Locate each line of the material that contains "beat", then return it.

──────── RECORDED DATA ────────

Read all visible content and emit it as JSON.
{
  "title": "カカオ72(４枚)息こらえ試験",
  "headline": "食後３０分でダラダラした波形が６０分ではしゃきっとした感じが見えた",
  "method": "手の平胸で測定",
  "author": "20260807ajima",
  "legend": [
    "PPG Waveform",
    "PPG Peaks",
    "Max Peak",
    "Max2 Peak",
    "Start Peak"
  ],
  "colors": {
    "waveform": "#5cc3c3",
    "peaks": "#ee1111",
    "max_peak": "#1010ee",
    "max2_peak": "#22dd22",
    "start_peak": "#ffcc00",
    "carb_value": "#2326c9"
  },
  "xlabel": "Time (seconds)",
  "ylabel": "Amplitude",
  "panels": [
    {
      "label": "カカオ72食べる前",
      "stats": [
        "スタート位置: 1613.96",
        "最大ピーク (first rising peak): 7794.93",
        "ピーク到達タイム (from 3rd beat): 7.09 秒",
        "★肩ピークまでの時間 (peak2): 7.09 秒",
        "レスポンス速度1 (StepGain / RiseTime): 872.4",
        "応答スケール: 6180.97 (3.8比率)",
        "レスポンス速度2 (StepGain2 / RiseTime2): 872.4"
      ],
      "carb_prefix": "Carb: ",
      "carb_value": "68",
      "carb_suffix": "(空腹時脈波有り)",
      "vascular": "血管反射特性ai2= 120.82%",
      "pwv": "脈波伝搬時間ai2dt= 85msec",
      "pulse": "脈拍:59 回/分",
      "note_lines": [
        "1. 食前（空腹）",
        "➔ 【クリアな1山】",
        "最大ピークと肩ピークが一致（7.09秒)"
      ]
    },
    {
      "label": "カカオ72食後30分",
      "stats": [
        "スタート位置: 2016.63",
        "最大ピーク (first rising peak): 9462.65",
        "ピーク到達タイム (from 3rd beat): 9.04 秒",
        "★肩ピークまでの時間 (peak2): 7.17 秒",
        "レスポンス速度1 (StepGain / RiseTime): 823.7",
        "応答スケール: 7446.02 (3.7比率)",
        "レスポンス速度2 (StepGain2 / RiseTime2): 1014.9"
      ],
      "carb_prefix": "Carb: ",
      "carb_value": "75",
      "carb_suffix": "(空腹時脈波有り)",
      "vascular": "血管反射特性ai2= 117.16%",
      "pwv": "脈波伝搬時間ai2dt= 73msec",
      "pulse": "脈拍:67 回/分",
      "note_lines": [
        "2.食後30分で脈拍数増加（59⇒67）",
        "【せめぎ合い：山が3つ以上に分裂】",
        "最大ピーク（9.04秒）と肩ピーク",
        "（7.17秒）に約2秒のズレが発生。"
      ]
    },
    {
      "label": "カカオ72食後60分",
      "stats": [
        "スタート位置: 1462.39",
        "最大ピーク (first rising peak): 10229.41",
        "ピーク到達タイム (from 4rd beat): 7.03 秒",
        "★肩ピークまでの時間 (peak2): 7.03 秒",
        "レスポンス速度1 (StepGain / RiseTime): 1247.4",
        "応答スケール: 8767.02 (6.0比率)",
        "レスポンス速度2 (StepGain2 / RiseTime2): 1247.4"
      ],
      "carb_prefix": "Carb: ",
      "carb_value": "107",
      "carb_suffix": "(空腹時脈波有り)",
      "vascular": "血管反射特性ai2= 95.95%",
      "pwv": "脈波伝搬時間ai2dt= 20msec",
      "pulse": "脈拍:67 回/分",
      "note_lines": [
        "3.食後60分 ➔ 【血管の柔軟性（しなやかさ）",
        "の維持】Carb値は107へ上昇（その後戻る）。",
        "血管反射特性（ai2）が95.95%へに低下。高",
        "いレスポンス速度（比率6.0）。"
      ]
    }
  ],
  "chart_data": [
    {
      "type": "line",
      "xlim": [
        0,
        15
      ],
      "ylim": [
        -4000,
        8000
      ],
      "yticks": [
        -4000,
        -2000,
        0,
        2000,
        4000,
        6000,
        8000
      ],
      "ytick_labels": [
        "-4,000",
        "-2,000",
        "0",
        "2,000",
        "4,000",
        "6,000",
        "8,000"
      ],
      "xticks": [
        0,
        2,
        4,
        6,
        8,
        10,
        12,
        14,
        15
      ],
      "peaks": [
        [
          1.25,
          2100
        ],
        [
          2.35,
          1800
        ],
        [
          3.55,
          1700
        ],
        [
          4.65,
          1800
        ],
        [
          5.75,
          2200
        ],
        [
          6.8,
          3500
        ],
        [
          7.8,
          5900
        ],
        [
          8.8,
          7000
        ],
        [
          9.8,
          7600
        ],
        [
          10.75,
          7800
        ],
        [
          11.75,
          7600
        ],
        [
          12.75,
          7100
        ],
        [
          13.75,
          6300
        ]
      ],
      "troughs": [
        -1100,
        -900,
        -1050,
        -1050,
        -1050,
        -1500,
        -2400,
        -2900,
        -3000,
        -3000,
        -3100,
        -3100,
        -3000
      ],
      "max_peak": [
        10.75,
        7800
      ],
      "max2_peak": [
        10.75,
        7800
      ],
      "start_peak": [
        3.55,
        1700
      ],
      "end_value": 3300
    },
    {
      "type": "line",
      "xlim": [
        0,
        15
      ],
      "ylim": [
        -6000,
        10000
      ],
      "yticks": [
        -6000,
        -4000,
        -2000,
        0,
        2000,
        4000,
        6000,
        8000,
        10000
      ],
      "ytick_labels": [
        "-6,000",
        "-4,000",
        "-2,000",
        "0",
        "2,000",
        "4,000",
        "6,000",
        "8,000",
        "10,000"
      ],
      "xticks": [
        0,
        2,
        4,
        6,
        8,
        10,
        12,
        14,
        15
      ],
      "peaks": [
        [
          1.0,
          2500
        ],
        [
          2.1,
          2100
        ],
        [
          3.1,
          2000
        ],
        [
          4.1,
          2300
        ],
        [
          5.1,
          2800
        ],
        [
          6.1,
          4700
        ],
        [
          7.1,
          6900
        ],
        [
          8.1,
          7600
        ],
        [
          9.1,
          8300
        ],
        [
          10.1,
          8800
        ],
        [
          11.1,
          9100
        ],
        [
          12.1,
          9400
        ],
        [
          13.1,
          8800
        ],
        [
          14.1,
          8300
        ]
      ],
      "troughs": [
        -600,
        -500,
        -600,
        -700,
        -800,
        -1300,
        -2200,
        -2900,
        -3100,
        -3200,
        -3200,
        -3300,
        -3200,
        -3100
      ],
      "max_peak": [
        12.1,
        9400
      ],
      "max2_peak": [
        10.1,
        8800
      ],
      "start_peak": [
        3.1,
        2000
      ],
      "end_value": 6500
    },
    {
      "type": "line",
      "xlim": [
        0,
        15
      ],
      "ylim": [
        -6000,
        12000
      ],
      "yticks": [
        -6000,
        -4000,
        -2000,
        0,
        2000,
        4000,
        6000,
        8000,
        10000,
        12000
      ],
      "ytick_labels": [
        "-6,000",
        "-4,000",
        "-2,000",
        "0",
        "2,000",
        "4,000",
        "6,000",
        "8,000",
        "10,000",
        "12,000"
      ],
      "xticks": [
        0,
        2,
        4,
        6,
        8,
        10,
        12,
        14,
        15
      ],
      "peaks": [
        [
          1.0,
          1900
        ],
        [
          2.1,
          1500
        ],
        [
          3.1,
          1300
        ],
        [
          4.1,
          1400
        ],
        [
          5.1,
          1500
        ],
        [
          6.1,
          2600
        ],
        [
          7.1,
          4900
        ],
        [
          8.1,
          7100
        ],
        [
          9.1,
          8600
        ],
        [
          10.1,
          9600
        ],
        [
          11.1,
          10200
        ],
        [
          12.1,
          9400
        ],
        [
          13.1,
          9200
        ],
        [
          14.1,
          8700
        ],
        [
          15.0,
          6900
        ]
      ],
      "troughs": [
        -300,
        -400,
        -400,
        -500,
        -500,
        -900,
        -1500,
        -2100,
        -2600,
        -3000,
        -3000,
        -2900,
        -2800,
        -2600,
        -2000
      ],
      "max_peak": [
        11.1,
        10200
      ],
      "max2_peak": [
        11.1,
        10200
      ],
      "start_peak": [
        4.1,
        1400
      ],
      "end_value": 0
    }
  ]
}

────────

# [RESULT OF THE TASK]
        "ピーク到達タイム (from 3rd beat): 7.09 秒",
        "ピーク到達タイム (from 3rd beat): 9.04 秒",
        "ピーク到達タイム (from 4rd beat): 7.03 秒",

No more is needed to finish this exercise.